■ Exercise description ■
Review the listing and copy each line that holds the word "figurek".

[A block of data]
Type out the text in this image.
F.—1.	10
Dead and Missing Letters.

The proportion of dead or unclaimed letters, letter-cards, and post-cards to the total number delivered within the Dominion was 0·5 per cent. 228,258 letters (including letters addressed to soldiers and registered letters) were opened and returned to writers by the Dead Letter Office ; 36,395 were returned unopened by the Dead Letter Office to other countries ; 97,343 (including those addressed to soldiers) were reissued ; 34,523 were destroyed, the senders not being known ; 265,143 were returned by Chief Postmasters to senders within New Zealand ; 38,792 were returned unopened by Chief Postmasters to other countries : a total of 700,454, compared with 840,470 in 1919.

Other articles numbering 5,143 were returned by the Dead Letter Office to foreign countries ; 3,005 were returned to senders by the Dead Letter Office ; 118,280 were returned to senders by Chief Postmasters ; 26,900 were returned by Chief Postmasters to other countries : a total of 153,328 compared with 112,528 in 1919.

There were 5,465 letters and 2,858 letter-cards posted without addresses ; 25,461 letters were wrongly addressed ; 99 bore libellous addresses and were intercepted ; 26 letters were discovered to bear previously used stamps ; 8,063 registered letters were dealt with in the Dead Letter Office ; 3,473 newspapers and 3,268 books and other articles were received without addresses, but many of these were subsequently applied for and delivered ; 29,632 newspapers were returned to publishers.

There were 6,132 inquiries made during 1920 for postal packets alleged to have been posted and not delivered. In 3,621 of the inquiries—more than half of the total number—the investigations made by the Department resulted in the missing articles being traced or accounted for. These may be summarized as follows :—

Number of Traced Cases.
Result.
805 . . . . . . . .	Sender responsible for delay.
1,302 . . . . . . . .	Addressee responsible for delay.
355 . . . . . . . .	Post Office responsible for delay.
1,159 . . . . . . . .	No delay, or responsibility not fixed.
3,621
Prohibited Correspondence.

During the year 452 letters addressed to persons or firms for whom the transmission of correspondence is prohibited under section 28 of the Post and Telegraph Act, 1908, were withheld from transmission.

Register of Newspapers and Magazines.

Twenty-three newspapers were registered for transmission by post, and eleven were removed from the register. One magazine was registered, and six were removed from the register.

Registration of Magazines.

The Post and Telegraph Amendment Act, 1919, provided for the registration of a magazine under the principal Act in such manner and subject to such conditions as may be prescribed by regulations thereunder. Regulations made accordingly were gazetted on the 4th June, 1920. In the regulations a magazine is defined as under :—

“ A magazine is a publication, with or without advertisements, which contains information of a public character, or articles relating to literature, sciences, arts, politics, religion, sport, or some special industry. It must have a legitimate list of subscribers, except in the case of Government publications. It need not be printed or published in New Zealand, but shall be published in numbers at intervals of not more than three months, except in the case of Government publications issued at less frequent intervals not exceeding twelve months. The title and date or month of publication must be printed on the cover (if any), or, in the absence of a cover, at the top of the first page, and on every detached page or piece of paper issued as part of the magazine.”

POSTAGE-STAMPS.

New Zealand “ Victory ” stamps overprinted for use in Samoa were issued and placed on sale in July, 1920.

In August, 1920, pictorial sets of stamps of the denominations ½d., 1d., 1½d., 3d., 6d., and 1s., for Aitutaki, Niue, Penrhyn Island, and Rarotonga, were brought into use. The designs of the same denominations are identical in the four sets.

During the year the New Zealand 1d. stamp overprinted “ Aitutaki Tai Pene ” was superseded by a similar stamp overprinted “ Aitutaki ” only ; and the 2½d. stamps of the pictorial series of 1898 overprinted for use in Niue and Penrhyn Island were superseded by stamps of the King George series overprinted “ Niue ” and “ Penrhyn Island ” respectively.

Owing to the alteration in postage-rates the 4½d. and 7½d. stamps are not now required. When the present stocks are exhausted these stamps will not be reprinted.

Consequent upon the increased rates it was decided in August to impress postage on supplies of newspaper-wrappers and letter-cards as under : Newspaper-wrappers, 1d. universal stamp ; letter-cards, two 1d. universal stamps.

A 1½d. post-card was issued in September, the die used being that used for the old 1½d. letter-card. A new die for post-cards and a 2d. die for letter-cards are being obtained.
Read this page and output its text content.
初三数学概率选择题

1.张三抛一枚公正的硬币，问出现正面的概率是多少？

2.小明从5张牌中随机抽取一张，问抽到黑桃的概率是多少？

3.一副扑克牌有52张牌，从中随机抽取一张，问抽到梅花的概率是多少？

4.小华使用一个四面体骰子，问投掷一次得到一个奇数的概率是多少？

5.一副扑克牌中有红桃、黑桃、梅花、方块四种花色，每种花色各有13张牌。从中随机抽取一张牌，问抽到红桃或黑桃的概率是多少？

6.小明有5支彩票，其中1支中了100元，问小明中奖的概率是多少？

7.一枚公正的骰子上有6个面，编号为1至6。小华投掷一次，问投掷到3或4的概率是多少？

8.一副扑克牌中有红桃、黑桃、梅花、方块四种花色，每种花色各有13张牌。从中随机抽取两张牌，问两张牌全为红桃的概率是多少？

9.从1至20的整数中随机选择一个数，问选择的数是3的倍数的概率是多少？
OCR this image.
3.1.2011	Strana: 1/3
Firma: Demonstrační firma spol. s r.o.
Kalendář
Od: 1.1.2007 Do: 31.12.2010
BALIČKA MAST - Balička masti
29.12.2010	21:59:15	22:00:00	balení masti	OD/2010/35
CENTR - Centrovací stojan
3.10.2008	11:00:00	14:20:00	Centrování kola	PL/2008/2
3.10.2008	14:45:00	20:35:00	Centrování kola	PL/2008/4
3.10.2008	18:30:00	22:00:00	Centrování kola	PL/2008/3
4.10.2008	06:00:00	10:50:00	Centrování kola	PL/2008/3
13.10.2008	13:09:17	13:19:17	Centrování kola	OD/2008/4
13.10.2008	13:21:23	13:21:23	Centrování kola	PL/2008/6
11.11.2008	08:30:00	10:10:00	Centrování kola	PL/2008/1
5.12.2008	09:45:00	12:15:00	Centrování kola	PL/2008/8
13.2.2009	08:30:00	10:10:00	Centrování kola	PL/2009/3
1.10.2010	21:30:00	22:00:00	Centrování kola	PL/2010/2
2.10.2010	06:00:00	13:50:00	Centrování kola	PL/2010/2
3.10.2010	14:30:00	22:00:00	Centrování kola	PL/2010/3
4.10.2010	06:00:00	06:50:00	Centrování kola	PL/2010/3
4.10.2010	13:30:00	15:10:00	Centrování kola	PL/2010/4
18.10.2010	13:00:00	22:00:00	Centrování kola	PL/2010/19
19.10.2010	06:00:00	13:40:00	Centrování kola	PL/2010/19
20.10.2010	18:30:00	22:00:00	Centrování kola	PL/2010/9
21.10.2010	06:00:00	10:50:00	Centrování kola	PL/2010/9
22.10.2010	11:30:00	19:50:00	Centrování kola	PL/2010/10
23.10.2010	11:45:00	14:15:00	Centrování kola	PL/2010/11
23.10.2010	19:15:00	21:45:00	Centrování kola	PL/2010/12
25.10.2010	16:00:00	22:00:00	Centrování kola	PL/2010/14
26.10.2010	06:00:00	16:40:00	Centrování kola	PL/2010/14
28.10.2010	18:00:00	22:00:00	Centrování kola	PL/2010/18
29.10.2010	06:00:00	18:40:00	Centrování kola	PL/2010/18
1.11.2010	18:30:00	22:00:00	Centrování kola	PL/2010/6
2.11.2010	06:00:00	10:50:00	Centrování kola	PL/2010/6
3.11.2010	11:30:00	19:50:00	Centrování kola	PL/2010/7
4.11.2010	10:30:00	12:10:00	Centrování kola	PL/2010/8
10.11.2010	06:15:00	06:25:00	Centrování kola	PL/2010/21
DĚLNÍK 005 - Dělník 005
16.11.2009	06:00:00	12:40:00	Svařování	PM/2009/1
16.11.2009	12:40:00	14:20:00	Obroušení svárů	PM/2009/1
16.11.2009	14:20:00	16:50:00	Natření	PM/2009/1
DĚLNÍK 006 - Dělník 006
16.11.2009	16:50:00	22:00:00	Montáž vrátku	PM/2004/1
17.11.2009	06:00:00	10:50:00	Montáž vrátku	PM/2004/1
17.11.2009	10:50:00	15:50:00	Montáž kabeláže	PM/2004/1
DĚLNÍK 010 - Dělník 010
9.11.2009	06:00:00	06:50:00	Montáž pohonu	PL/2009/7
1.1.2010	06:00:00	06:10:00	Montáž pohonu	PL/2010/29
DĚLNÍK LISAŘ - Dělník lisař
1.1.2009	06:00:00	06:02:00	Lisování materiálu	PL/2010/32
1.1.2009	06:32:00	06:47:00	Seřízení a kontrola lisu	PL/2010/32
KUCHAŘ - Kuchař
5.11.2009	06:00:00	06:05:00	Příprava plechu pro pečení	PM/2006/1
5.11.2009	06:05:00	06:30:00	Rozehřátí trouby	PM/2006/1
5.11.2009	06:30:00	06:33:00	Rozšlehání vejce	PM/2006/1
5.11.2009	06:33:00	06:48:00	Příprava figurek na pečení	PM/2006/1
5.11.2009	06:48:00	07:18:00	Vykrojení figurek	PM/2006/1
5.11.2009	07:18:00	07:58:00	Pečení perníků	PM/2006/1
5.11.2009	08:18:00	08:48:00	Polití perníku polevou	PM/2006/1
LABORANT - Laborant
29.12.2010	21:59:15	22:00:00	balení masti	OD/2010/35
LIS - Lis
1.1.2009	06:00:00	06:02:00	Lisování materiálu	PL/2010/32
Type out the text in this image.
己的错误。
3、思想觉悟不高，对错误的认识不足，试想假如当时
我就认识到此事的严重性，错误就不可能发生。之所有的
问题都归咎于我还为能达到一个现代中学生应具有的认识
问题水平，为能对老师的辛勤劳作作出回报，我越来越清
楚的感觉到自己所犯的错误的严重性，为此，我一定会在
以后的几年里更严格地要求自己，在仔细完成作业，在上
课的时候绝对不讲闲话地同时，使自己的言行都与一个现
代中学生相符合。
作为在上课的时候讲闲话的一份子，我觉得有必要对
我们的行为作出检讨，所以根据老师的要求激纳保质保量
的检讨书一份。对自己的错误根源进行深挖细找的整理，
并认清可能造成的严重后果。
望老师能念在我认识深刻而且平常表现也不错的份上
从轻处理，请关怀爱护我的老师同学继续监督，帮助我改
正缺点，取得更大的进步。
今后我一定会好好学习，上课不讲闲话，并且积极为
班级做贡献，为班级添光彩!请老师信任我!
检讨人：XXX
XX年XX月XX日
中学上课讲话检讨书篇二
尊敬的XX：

■ Task answer ■
5.11.2009	06:33:00	06:48:00	Příprava figurek na pečení	PM/2006/1
5.11.2009	06:48:00	07:18:00	Vykrojení figurek	PM/2006/1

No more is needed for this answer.